--- BEGIN ---

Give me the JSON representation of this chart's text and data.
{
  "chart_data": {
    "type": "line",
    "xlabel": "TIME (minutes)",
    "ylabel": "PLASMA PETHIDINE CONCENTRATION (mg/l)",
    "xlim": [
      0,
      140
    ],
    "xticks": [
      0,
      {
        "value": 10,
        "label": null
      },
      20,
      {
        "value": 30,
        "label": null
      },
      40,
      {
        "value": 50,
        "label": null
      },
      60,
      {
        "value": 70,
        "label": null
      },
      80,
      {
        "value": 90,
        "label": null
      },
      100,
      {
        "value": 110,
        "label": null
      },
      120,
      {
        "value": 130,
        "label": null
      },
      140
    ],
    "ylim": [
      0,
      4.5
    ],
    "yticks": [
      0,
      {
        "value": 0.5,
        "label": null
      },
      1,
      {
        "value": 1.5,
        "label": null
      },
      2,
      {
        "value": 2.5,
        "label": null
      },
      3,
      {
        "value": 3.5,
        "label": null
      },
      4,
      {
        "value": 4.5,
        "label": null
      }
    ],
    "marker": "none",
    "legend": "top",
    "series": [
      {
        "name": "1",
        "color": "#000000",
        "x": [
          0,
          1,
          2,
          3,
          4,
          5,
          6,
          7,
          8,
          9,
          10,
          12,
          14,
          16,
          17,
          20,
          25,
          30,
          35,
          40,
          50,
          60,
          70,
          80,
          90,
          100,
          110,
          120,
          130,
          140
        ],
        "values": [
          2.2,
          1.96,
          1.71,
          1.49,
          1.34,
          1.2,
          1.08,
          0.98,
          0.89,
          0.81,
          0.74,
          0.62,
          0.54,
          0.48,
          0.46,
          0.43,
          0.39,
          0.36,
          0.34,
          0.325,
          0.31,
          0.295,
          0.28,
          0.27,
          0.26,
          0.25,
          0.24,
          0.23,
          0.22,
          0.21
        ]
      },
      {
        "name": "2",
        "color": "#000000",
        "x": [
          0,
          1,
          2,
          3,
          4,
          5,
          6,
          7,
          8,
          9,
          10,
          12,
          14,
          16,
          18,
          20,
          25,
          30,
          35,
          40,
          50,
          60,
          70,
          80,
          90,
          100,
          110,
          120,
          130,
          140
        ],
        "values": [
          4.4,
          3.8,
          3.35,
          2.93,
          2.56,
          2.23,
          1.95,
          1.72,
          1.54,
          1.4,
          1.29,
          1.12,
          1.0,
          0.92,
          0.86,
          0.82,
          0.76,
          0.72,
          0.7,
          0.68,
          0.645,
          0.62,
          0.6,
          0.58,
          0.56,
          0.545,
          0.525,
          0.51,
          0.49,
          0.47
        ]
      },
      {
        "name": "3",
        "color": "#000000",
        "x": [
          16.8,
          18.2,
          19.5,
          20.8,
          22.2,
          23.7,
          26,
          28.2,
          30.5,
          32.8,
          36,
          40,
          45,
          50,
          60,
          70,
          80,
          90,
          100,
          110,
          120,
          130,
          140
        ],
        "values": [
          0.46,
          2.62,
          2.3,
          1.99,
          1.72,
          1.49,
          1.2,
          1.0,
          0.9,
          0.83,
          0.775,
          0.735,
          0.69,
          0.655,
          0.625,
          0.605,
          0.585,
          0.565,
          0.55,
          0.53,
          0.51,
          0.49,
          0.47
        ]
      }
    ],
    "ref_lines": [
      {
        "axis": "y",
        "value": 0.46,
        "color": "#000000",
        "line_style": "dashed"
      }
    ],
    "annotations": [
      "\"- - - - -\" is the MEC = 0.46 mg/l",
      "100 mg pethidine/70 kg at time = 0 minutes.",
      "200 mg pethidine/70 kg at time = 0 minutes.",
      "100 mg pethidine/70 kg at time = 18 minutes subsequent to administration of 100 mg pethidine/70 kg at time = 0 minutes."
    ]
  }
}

--- END ---

Your objective: Pick each line holding the word "minutes" out of the data and copy it.

Response to the task:
    "xlabel": "TIME (minutes)",
      "100 mg pethidine/70 kg at time = 0 minutes.",
      "200 mg pethidine/70 kg at time = 0 minutes.",
      "100 mg pethidine/70 kg at time = 18 minutes subsequent to administration of 100 mg pethidine/70 kg at time = 0 minutes."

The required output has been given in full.